*YOUR TASK*: Reproduce the listing word for word. Skip any image.

[Data entries for graphics]
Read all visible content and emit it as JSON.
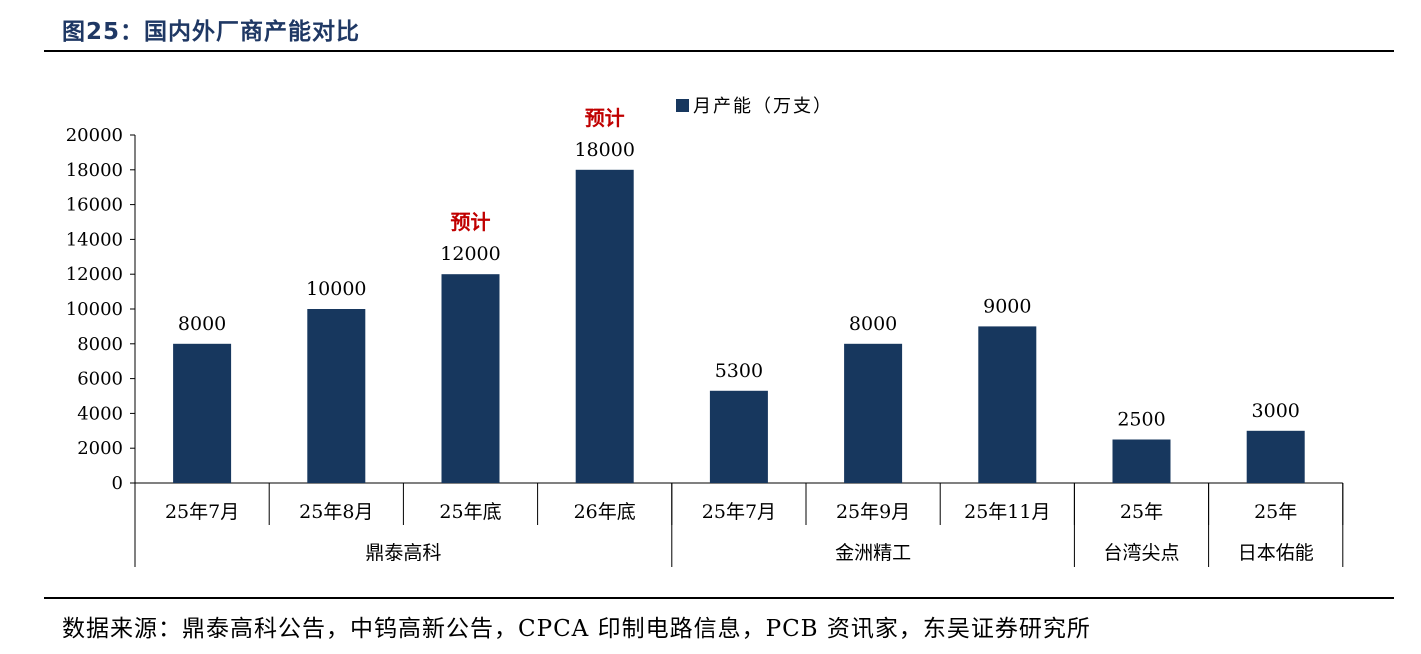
{
  "figure": {
    "title": "图25：国内外厂商产能对比",
    "source": "数据来源：鼎泰高科公告，中钨高新公告，CPCA 印制电路信息，PCB 资讯家，东吴证券研究所"
  },
  "chart_data": {
    "type": "bar",
    "legend": {
      "label": "月产能（万支）",
      "position": "top-center"
    },
    "ylim": [
      0,
      20000
    ],
    "yticks": [
      0,
      2000,
      4000,
      6000,
      8000,
      10000,
      12000,
      14000,
      16000,
      18000,
      20000
    ],
    "bar_color": "#17375e",
    "annotation_color": "#c00000",
    "categories": [
      "25年7月",
      "25年8月",
      "25年底",
      "26年底",
      "25年7月",
      "25年9月",
      "25年11月",
      "25年",
      "25年"
    ],
    "values": [
      8000,
      10000,
      12000,
      18000,
      5300,
      8000,
      9000,
      2500,
      3000
    ],
    "annotations": [
      "",
      "",
      "预计",
      "预计",
      "",
      "",
      "",
      "",
      ""
    ],
    "groups": [
      {
        "name": "鼎泰高科",
        "span": [
          0,
          3
        ]
      },
      {
        "name": "金洲精工",
        "span": [
          4,
          6
        ]
      },
      {
        "name": "台湾尖点",
        "span": [
          7,
          7
        ]
      },
      {
        "name": "日本佑能",
        "span": [
          8,
          8
        ]
      }
    ]
  }
}
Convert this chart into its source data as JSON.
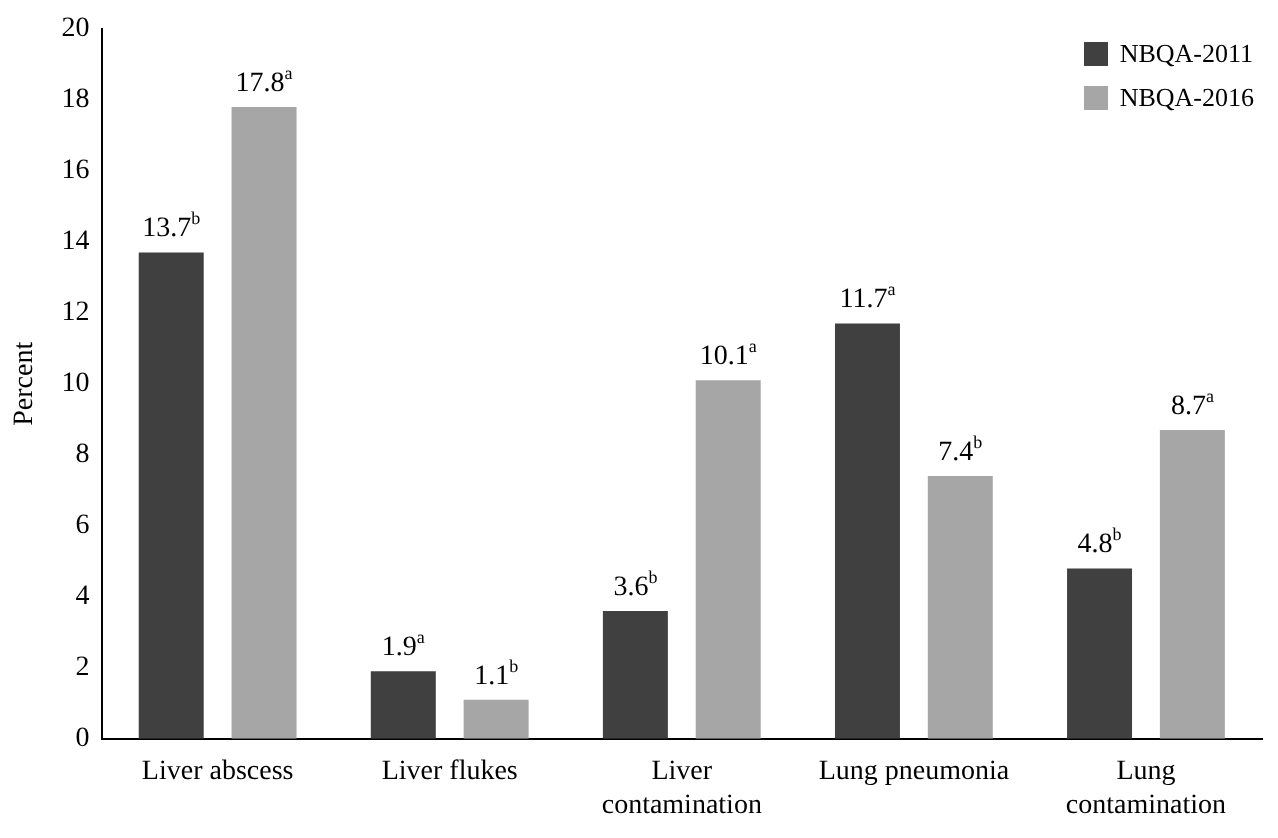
{
  "chart_data": {
    "type": "bar",
    "ylabel": "Percent",
    "categories": [
      "Liver abscess",
      "Liver flukes",
      "Liver contamination",
      "Lung pneumonia",
      "Lung contamination"
    ],
    "series": [
      {
        "name": "NBQA-2011",
        "color": "#404040",
        "values": [
          13.7,
          1.9,
          3.6,
          11.7,
          4.8
        ],
        "value_labels": [
          "13.7$^{b}$",
          "1.9$^{a}$",
          "3.6$^{b}$",
          "11.7$^{a}$",
          "4.8$^{b}$"
        ]
      },
      {
        "name": "NBQA-2016",
        "color": "#a6a6a6",
        "values": [
          17.8,
          1.1,
          10.1,
          7.4,
          8.7
        ],
        "value_labels": [
          "17.8$^{a}$",
          "1.1$^{b}$",
          "10.1$^{a}$",
          "7.4$^{b}$",
          "8.7$^{a}$"
        ]
      }
    ],
    "ylim": [
      0,
      20
    ],
    "yticks": [
      0,
      2,
      4,
      6,
      8,
      10,
      12,
      14,
      16,
      18,
      20
    ],
    "grid": false,
    "legend": "top right"
  }
}
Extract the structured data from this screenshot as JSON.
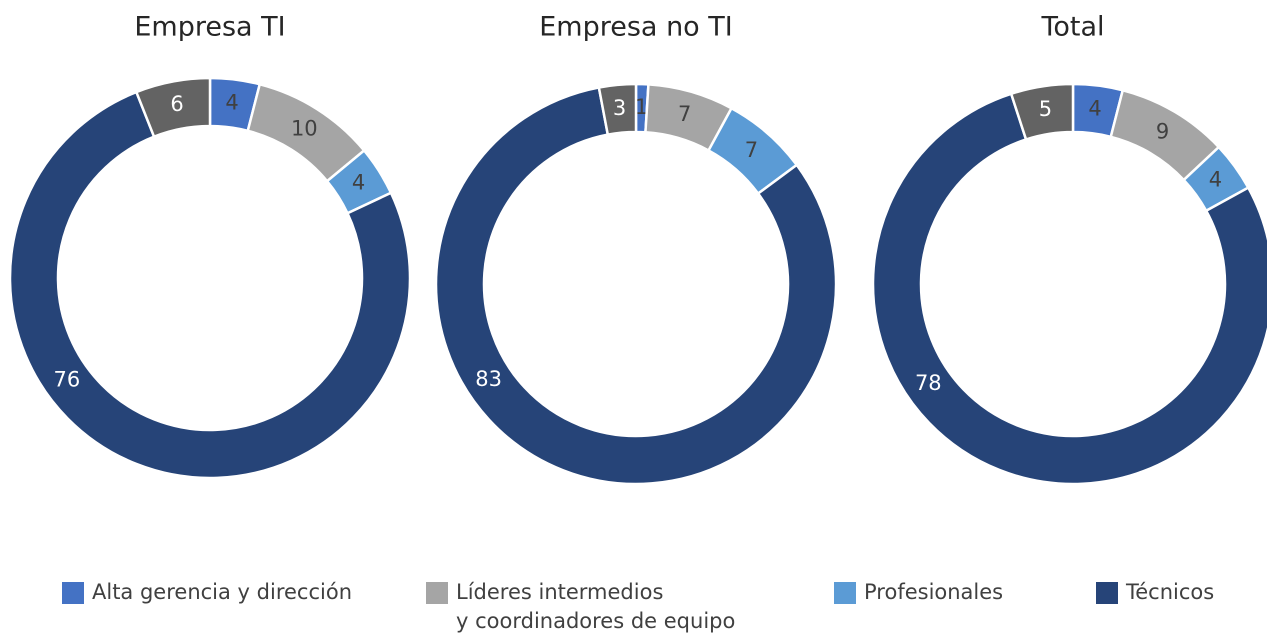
{
  "chart_data": [
    {
      "type": "donut",
      "title": "Empresa TI",
      "categories": [
        "Alta gerencia y dirección",
        "Líderes intermedios\ny coordinadores de equipo",
        "Profesionales",
        "Técnicos",
        null
      ],
      "values": [
        4,
        10,
        4,
        76,
        6
      ],
      "colors": [
        "#4472c4",
        "#a5a5a5",
        "#5b9bd5",
        "#264478",
        "#636363"
      ]
    },
    {
      "type": "donut",
      "title": "Empresa no TI",
      "categories": [
        "Alta gerencia y dirección",
        "Líderes intermedios\ny coordinadores de equipo",
        "Profesionales",
        "Técnicos",
        null
      ],
      "values": [
        1,
        7,
        7,
        83,
        3
      ],
      "colors": [
        "#4472c4",
        "#a5a5a5",
        "#5b9bd5",
        "#264478",
        "#636363"
      ]
    },
    {
      "type": "donut",
      "title": "Total",
      "categories": [
        "Alta gerencia y dirección",
        "Líderes intermedios\ny coordinadores de equipo",
        "Profesionales",
        "Técnicos",
        null
      ],
      "values": [
        4,
        9,
        4,
        78,
        5
      ],
      "colors": [
        "#4472c4",
        "#a5a5a5",
        "#5b9bd5",
        "#264478",
        "#636363"
      ]
    }
  ]
}
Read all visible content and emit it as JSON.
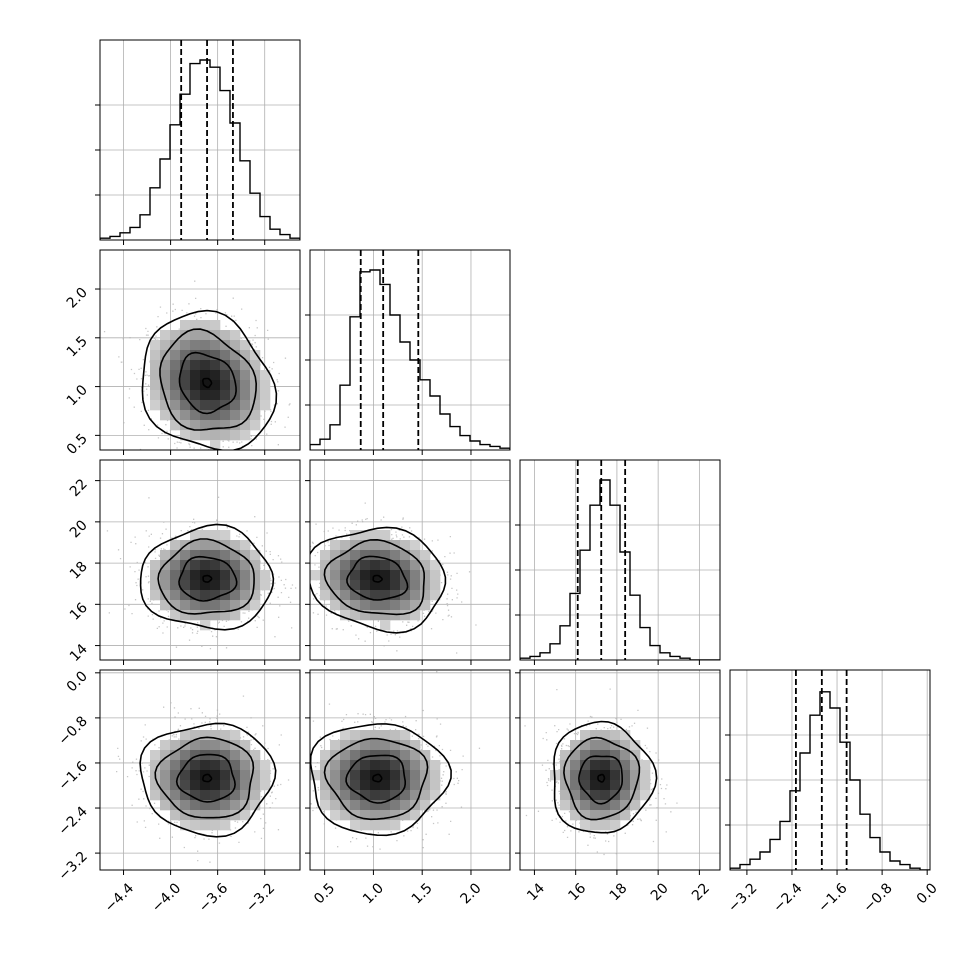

*ANSWER TO THE EXERCISE*:
Read all visible content and emit it as JSON.
{
  "figure": {
    "title": "图25：国内外厂商产能对比",
    "source": "数据来源：鼎泰高科公告，中钨高新公告，CPCA 印制电路信息，PCB 资讯家，东吴证券研究所"
  },
  "chart_data": {
    "type": "bar",
    "legend": {
      "label": "月产能（万支）",
      "position": "top-center"
    },
    "ylim": [
      0,
      20000
    ],
    "yticks": [
      0,
      2000,
      4000,
      6000,
      8000,
      10000,
      12000,
      14000,
      16000,
      18000,
      20000
    ],
    "bar_color": "#17375e",
    "annotation_color": "#c00000",
    "categories": [
      "25年7月",
      "25年8月",
      "25年底",
      "26年底",
      "25年7月",
      "25年9月",
      "25年11月",
      "25年",
      "25年"
    ],
    "values": [
      8000,
      10000,
      12000,
      18000,
      5300,
      8000,
      9000,
      2500,
      3000
    ],
    "annotations": [
      "",
      "",
      "预计",
      "预计",
      "",
      "",
      "",
      "",
      ""
    ],
    "groups": [
      {
        "name": "鼎泰高科",
        "span": [
          0,
          3
        ]
      },
      {
        "name": "金洲精工",
        "span": [
          4,
          6
        ]
      },
      {
        "name": "台湾尖点",
        "span": [
          7,
          7
        ]
      },
      {
        "name": "日本佑能",
        "span": [
          8,
          8
        ]
      }
    ]
  }
}
Convert this chart into its source data as JSON.
{
  "chart_data": {
    "type": "bar",
    "ylabel": "Percent",
    "categories": [
      "Liver abscess",
      "Liver flukes",
      "Liver contamination",
      "Lung pneumonia",
      "Lung contamination"
    ],
    "series": [
      {
        "name": "NBQA-2011",
        "color": "#404040",
        "values": [
          13.7,
          1.9,
          3.6,
          11.7,
          4.8
        ],
        "value_labels": [
          "13.7$^{b}$",
          "1.9$^{a}$",
          "3.6$^{b}$",
          "11.7$^{a}$",
          "4.8$^{b}$"
        ]
      },
      {
        "name": "NBQA-2016",
        "color": "#a6a6a6",
        "values": [
          17.8,
          1.1,
          10.1,
          7.4,
          8.7
        ],
        "value_labels": [
          "17.8$^{a}$",
          "1.1$^{b}$",
          "10.1$^{a}$",
          "7.4$^{b}$",
          "8.7$^{a}$"
        ]
      }
    ],
    "ylim": [
      0,
      20
    ],
    "yticks": [
      0,
      2,
      4,
      6,
      8,
      10,
      12,
      14,
      16,
      18,
      20
    ],
    "grid": false,
    "legend": "top right"
  }
}
Extract the structured data from this screenshot as JSON.
{
  "chart_data": [
    {
      "type": "donut",
      "title": "Empresa TI",
      "categories": [
        "Alta gerencia y dirección",
        "Líderes intermedios\ny coordinadores de equipo",
        "Profesionales",
        "Técnicos",
        null
      ],
      "values": [
        4,
        10,
        4,
        76,
        6
      ],
      "colors": [
        "#4472c4",
        "#a5a5a5",
        "#5b9bd5",
        "#264478",
        "#636363"
      ]
    },
    {
      "type": "donut",
      "title": "Empresa no TI",
      "categories": [
        "Alta gerencia y dirección",
        "Líderes intermedios\ny coordinadores de equipo",
        "Profesionales",
        "Técnicos",
        null
      ],
      "values": [
        1,
        7,
        7,
        83,
        3
      ],
      "colors": [
        "#4472c4",
        "#a5a5a5",
        "#5b9bd5",
        "#264478",
        "#636363"
      ]
    },
    {
      "type": "donut",
      "title": "Total",
      "categories": [
        "Alta gerencia y dirección",
        "Líderes intermedios\ny coordinadores de equipo",
        "Profesionales",
        "Técnicos",
        null
      ],
      "values": [
        4,
        9,
        4,
        78,
        5
      ],
      "colors": [
        "#4472c4",
        "#a5a5a5",
        "#5b9bd5",
        "#264478",
        "#636363"
      ]
    }
  ]
}
Read all visible content and emit it as JSON.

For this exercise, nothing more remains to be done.